> [Exercise directions] Your task is to repeat the entries underneath exactly, minus the pictures.

[Some records]
○ ○ ○ ○

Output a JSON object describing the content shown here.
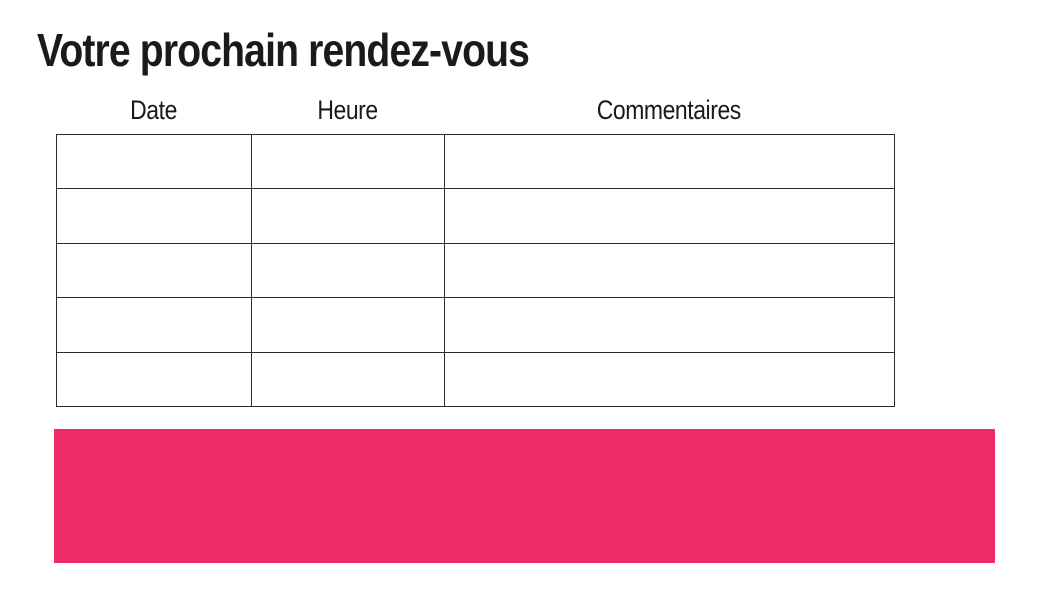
{
  "title": "Votre prochain rendez-vous",
  "table": {
    "headers": [
      "Date",
      "Heure",
      "Commentaires"
    ],
    "rows": [
      [
        "",
        "",
        ""
      ],
      [
        "",
        "",
        ""
      ],
      [
        "",
        "",
        ""
      ],
      [
        "",
        "",
        ""
      ],
      [
        "",
        "",
        ""
      ]
    ]
  },
  "banner": {
    "color": "#ED2D67"
  },
  "colors": {
    "text": "#1A1A1A",
    "border": "#2B2B2B",
    "background": "#FFFFFF"
  }
}
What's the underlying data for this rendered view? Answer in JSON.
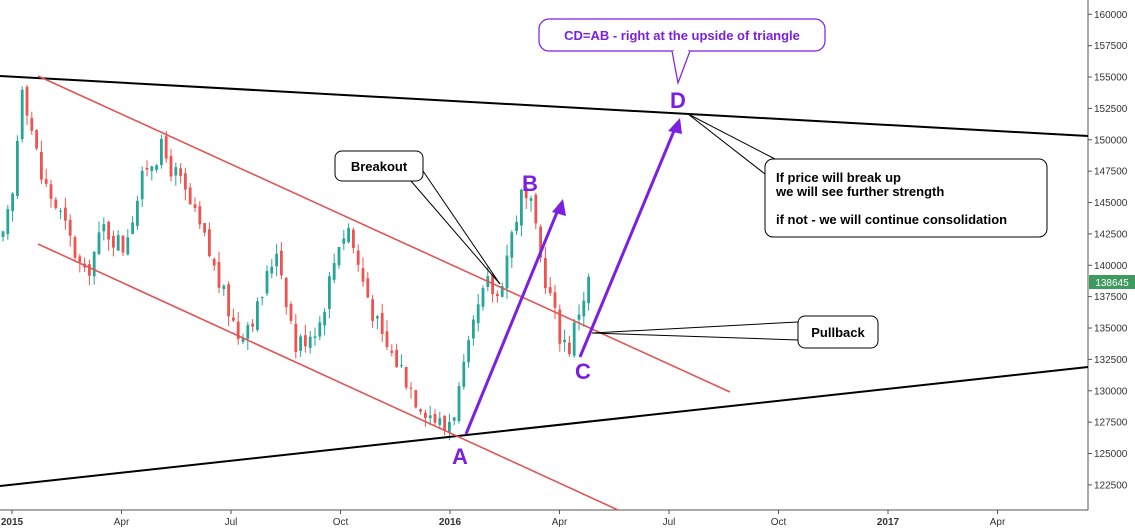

○ ○ ○ ○

> [Final result]
Output a JSON object describing the content shown here.
{
  "title": "Votre prochain rendez-vous",
  "table": {
    "headers": [
      "Date",
      "Heure",
      "Commentaires"
    ],
    "rows": [
      [
        "",
        "",
        ""
      ],
      [
        "",
        "",
        ""
      ],
      [
        "",
        "",
        ""
      ],
      [
        "",
        "",
        ""
      ],
      [
        "",
        "",
        ""
      ]
    ]
  },
  "banner": {
    "color": "#ED2D67"
  },
  "colors": {
    "text": "#1A1A1A",
    "border": "#2B2B2B",
    "background": "#FFFFFF"
  }
}
What's the underlying data for this rendered view? Answer in JSON.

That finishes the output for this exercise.